▶ **Provided data**:
..............................
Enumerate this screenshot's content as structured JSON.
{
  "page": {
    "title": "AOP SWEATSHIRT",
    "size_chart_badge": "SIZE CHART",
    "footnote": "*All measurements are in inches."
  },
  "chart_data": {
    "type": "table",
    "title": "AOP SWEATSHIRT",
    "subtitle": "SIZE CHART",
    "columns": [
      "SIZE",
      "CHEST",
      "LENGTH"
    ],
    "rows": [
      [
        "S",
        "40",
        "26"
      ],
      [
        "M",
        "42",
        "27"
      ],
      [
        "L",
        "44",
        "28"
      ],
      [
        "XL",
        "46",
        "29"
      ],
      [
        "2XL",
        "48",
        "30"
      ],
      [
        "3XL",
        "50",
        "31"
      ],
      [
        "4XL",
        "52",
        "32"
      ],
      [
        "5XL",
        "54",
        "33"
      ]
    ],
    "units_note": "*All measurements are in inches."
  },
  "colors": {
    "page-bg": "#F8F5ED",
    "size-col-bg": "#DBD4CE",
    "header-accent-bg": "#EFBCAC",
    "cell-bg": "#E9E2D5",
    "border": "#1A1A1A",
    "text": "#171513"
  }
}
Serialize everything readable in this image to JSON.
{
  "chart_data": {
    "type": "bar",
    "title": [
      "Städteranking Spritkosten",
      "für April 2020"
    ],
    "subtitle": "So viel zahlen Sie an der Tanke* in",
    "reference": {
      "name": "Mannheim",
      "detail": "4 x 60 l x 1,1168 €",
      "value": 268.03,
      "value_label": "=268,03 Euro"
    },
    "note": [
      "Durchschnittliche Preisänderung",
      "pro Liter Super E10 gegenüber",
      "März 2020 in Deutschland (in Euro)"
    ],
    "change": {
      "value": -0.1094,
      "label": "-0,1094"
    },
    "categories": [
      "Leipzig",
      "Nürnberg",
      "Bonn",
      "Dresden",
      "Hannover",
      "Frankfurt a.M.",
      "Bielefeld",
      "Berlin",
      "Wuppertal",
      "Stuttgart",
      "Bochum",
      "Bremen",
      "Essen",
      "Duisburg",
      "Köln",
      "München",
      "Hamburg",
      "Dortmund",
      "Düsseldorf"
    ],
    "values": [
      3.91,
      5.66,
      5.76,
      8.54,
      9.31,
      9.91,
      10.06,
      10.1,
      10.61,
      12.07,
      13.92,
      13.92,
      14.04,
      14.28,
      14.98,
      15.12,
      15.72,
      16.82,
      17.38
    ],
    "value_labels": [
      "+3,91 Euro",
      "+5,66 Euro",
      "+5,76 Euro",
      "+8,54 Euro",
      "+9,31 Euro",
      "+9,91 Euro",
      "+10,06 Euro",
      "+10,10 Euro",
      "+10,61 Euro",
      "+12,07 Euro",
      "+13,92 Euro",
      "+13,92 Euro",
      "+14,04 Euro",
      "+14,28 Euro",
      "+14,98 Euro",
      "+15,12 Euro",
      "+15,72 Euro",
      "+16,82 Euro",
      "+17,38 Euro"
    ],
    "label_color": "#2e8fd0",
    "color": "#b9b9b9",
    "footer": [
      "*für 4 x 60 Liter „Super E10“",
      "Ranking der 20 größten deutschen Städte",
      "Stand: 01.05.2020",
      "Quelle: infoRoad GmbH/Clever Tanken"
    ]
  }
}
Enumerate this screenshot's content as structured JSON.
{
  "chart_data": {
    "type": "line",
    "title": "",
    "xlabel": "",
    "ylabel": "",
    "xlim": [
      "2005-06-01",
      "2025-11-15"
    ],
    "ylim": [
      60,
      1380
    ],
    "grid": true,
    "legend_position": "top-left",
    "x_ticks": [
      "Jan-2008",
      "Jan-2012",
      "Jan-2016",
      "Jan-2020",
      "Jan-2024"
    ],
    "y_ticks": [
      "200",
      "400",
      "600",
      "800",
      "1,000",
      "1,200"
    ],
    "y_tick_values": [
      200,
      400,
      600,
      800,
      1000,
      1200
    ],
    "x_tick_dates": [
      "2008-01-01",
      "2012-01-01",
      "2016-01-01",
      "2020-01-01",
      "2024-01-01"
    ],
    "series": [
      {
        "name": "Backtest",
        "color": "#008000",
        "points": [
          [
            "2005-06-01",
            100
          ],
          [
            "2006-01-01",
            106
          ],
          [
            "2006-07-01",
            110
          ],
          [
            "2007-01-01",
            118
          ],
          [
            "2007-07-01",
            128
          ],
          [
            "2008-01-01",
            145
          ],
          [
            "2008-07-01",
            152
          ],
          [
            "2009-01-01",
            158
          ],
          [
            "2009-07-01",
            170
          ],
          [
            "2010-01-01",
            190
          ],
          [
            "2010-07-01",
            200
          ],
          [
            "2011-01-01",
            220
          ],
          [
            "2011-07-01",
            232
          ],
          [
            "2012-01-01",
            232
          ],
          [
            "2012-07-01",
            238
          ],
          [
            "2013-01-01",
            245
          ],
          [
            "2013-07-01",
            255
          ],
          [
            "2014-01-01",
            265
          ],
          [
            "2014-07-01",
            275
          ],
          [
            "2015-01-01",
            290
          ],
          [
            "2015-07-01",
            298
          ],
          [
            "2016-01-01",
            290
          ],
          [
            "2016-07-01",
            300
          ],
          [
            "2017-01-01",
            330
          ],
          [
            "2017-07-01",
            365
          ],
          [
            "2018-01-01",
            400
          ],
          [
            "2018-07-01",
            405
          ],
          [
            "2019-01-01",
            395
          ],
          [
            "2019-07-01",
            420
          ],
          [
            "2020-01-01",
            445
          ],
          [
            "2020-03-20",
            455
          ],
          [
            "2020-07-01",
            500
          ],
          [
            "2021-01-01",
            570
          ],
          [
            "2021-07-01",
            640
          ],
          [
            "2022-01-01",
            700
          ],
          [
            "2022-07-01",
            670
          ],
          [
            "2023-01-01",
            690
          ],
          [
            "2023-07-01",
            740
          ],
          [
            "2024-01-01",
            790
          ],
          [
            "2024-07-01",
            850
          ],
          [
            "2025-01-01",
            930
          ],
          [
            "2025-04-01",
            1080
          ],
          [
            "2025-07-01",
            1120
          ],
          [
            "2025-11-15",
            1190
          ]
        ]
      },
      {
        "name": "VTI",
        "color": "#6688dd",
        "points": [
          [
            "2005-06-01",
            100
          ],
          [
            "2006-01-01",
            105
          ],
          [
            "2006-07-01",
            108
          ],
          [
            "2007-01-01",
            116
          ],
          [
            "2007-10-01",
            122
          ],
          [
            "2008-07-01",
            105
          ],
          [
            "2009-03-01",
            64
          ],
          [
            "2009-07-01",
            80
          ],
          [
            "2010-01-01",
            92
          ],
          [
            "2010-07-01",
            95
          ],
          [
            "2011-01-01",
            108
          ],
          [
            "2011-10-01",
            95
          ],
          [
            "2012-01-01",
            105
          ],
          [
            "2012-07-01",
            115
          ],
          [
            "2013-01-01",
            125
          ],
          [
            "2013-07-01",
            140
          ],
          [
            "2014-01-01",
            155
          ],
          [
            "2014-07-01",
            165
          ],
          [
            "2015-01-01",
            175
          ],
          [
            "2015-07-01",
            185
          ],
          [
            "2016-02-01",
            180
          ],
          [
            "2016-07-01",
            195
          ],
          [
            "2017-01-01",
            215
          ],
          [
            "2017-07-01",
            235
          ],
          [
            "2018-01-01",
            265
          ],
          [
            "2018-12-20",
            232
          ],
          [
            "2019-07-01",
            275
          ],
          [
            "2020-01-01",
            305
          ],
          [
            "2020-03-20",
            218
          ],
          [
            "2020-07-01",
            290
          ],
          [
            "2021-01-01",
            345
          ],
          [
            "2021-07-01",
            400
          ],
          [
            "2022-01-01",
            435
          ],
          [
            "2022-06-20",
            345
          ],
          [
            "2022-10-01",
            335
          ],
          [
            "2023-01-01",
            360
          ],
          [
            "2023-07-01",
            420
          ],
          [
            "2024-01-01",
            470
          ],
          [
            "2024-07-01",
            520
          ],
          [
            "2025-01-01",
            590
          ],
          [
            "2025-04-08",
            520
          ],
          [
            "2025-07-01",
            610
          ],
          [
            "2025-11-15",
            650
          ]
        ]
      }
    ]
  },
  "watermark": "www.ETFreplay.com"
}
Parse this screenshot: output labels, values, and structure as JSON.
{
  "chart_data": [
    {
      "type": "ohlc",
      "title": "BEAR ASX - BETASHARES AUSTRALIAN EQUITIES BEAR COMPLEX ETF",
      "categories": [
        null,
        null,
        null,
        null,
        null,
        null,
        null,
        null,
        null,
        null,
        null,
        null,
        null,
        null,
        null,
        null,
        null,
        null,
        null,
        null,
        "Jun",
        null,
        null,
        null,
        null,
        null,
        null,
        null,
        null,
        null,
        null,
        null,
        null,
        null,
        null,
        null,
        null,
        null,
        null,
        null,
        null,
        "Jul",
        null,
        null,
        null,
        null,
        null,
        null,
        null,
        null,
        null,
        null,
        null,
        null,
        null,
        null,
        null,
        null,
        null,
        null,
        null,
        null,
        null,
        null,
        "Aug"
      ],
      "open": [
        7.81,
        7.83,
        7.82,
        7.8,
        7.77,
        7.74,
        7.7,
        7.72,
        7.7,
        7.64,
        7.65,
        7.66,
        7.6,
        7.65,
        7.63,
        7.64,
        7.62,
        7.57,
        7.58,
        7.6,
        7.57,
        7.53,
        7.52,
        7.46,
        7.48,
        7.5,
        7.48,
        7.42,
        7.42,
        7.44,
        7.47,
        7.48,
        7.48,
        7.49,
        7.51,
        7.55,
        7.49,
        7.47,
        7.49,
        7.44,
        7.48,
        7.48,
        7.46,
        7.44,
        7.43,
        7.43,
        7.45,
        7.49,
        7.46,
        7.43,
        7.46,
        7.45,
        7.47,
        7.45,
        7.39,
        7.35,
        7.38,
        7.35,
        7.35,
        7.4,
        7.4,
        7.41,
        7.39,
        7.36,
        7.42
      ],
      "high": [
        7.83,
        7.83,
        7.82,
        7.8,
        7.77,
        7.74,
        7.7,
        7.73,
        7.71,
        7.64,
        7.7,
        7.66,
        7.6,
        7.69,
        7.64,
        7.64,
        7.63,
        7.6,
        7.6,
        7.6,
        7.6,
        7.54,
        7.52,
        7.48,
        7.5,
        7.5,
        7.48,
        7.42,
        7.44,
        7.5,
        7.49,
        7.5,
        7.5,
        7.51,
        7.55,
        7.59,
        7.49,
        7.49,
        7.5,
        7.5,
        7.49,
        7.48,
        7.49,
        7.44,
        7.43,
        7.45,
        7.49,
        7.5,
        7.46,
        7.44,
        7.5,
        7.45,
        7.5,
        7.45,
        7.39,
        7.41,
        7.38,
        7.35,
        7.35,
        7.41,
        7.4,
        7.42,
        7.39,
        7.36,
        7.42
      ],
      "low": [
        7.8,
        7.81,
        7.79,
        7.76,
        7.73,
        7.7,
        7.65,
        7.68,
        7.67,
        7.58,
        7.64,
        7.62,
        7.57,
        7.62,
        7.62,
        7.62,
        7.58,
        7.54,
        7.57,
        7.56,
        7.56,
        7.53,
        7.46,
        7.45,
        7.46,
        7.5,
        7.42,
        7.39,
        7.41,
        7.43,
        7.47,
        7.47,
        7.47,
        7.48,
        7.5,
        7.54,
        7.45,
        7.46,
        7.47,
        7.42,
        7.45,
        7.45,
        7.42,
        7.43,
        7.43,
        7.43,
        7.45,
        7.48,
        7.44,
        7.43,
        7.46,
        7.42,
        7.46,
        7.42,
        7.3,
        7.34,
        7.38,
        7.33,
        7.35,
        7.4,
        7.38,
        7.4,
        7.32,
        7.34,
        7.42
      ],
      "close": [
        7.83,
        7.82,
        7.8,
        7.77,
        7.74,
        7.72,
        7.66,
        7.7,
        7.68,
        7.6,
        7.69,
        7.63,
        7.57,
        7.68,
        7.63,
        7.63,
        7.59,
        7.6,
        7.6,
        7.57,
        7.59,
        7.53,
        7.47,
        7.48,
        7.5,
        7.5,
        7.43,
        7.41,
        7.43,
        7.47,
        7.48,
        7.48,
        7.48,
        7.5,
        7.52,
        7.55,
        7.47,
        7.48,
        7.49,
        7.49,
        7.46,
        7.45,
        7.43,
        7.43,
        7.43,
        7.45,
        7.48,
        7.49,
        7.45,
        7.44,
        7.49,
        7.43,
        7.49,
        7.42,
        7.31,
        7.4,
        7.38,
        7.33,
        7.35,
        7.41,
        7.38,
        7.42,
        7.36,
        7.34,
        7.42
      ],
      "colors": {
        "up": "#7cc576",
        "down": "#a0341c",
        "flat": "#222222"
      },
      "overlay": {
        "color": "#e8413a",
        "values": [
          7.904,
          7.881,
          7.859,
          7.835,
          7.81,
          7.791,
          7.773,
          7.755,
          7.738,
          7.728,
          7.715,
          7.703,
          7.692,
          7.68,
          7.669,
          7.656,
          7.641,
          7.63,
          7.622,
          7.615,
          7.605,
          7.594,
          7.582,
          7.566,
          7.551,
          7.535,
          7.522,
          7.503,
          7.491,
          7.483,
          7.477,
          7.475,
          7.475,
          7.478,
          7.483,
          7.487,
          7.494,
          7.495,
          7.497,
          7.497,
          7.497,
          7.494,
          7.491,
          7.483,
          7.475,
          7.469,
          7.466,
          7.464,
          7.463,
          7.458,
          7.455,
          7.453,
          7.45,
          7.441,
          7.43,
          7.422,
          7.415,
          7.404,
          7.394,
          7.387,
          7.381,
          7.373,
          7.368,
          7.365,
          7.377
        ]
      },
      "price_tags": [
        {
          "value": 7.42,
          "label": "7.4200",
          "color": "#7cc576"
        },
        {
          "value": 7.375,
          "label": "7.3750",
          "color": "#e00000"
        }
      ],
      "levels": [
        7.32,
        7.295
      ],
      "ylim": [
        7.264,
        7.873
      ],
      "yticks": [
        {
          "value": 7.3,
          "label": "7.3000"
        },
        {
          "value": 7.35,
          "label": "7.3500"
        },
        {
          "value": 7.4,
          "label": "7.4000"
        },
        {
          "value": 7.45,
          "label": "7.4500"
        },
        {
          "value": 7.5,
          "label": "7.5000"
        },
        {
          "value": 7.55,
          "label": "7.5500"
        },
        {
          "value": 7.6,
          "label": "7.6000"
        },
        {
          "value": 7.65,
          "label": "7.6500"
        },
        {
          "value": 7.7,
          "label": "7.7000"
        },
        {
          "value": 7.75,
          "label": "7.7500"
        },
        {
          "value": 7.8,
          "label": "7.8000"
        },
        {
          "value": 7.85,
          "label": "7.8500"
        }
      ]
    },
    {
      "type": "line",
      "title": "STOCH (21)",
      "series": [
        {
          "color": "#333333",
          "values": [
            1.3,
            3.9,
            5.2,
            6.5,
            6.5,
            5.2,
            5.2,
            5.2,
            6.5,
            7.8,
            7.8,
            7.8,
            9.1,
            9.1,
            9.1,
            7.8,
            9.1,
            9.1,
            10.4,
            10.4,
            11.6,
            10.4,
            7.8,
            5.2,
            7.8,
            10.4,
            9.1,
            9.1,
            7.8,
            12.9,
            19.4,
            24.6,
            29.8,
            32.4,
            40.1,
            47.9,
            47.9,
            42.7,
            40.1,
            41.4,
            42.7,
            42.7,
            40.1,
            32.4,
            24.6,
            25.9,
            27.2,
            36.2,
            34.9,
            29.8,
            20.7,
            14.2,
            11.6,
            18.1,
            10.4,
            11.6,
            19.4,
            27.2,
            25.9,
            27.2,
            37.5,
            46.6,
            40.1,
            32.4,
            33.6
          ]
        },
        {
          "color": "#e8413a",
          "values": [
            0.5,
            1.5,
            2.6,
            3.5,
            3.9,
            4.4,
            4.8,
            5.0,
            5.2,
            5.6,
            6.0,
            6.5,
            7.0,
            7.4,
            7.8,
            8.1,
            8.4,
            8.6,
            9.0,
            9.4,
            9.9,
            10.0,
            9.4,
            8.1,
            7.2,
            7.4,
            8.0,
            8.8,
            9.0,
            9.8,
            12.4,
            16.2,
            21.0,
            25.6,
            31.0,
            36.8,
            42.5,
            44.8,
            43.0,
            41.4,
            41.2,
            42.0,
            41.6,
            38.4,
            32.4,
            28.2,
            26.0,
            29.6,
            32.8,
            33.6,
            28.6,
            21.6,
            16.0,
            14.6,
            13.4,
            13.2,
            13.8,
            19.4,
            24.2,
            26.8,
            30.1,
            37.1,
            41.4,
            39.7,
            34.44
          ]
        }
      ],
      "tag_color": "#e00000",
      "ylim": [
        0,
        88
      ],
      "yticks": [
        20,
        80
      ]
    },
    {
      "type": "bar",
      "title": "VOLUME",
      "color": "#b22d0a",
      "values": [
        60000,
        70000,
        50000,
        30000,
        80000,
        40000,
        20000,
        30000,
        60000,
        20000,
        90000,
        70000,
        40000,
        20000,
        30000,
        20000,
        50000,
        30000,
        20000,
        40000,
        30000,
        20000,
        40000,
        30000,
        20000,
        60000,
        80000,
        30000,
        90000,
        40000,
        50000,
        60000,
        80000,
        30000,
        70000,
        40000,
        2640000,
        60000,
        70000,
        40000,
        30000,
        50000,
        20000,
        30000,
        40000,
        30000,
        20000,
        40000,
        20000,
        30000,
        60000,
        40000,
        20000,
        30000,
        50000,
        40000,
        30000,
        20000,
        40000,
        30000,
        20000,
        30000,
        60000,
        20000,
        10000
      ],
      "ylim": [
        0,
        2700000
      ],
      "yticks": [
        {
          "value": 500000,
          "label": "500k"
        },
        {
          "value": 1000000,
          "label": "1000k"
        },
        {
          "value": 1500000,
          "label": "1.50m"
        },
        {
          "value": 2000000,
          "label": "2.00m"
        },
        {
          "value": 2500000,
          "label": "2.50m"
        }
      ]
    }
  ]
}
..............................
Filter the data, keeping only the lines that contain "this".

Enumerate this screenshot's content as structured JSON.
Serialize everything readable in this image to JSON.
Enumerate this screenshot's content as structured JSON.
Parse this screenshot: output labels, values, and structure as JSON.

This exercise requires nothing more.